Exercise brief
Quote the entries word for word. Omit the pictures.

* begin *

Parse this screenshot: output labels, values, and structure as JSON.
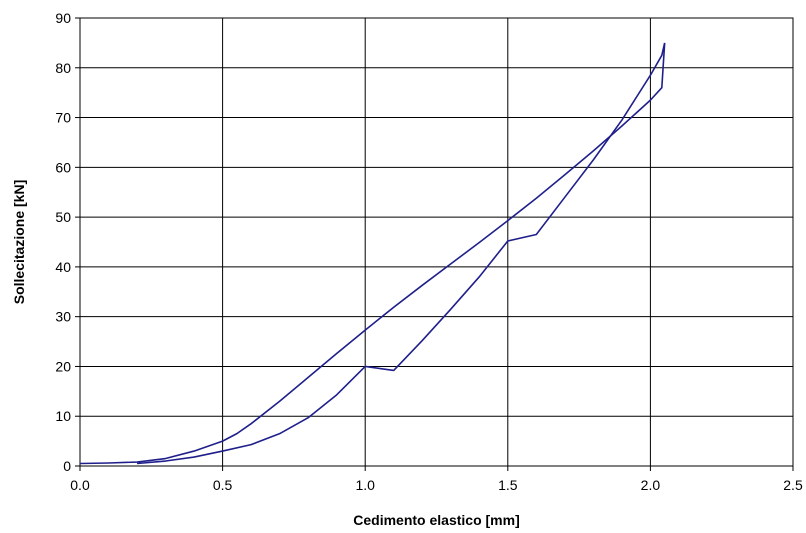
{
  "chart_data": {
    "type": "line",
    "title": "",
    "xlabel": "Cedimento elastico [mm]",
    "ylabel": "Sollecitazione [kN]",
    "xlim": [
      0,
      2.5
    ],
    "ylim": [
      0,
      90
    ],
    "x_ticks": [
      0.0,
      0.5,
      1.0,
      1.5,
      2.0,
      2.5
    ],
    "x_tick_labels": [
      "0.0",
      "0.5",
      "1.0",
      "1.5",
      "2.0",
      "2.5"
    ],
    "y_ticks": [
      0,
      10,
      20,
      30,
      40,
      50,
      60,
      70,
      80,
      90
    ],
    "y_tick_labels": [
      "0",
      "10",
      "20",
      "30",
      "40",
      "50",
      "60",
      "70",
      "80",
      "90"
    ],
    "grid": true,
    "legend": "none",
    "series_color": "#1f1f8c",
    "series": [
      {
        "x": [
          0.0,
          0.1,
          0.2,
          0.3,
          0.4,
          0.5,
          0.55,
          0.6,
          0.7,
          0.8,
          0.9,
          1.0,
          1.1,
          1.2,
          1.3,
          1.4,
          1.5,
          1.6,
          1.7,
          1.8,
          1.9,
          2.0,
          2.04,
          2.05
        ],
        "y": [
          0.5,
          0.6,
          0.8,
          1.5,
          3.0,
          5.0,
          6.5,
          8.5,
          13.0,
          17.8,
          22.6,
          27.3,
          31.9,
          36.3,
          40.6,
          44.9,
          49.3,
          53.8,
          58.5,
          63.3,
          68.3,
          73.5,
          76.0,
          85.0
        ]
      },
      {
        "x": [
          2.05,
          2.04,
          2.0,
          1.9,
          1.8,
          1.7,
          1.6,
          1.5,
          1.4,
          1.3,
          1.2,
          1.1,
          1.0,
          0.9,
          0.8,
          0.7,
          0.6,
          0.5,
          0.4,
          0.3,
          0.2
        ],
        "y": [
          85.0,
          82.5,
          78.5,
          69.5,
          61.5,
          54.0,
          46.5,
          45.2,
          38.0,
          31.5,
          25.2,
          19.2,
          20.0,
          14.3,
          9.7,
          6.5,
          4.3,
          3.0,
          1.8,
          1.0,
          0.5
        ]
      }
    ]
  }
}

* end *

The output
Parse this screenshot: output labels, values, and structure as JSON.
{
  "chart_data": {
    "type": "line",
    "title": "",
    "xlabel": "Cedimento elastico [mm]",
    "ylabel": "Sollecitazione [kN]",
    "xlim": [
      0,
      2.5
    ],
    "ylim": [
      0,
      90
    ],
    "x_ticks": [
      0.0,
      0.5,
      1.0,
      1.5,
      2.0,
      2.5
    ],
    "x_tick_labels": [
      "0.0",
      "0.5",
      "1.0",
      "1.5",
      "2.0",
      "2.5"
    ],
    "y_ticks": [
      0,
      10,
      20,
      30,
      40,
      50,
      60,
      70,
      80,
      90
    ],
    "y_tick_labels": [
      "0",
      "10",
      "20",
      "30",
      "40",
      "50",
      "60",
      "70",
      "80",
      "90"
    ],
    "grid": true,
    "legend": "none",
    "series_color": "#1f1f8c",
    "series": [
      {
        "x": [
          0.0,
          0.1,
          0.2,
          0.3,
          0.4,
          0.5,
          0.55,
          0.6,
          0.7,
          0.8,
          0.9,
          1.0,
          1.1,
          1.2,
          1.3,
          1.4,
          1.5,
          1.6,
          1.7,
          1.8,
          1.9,
          2.0,
          2.04,
          2.05
        ],
        "y": [
          0.5,
          0.6,
          0.8,
          1.5,
          3.0,
          5.0,
          6.5,
          8.5,
          13.0,
          17.8,
          22.6,
          27.3,
          31.9,
          36.3,
          40.6,
          44.9,
          49.3,
          53.8,
          58.5,
          63.3,
          68.3,
          73.5,
          76.0,
          85.0
        ]
      },
      {
        "x": [
          2.05,
          2.04,
          2.0,
          1.9,
          1.8,
          1.7,
          1.6,
          1.5,
          1.4,
          1.3,
          1.2,
          1.1,
          1.0,
          0.9,
          0.8,
          0.7,
          0.6,
          0.5,
          0.4,
          0.3,
          0.2
        ],
        "y": [
          85.0,
          82.5,
          78.5,
          69.5,
          61.5,
          54.0,
          46.5,
          45.2,
          38.0,
          31.5,
          25.2,
          19.2,
          20.0,
          14.3,
          9.7,
          6.5,
          4.3,
          3.0,
          1.8,
          1.0,
          0.5
        ]
      }
    ]
  }
}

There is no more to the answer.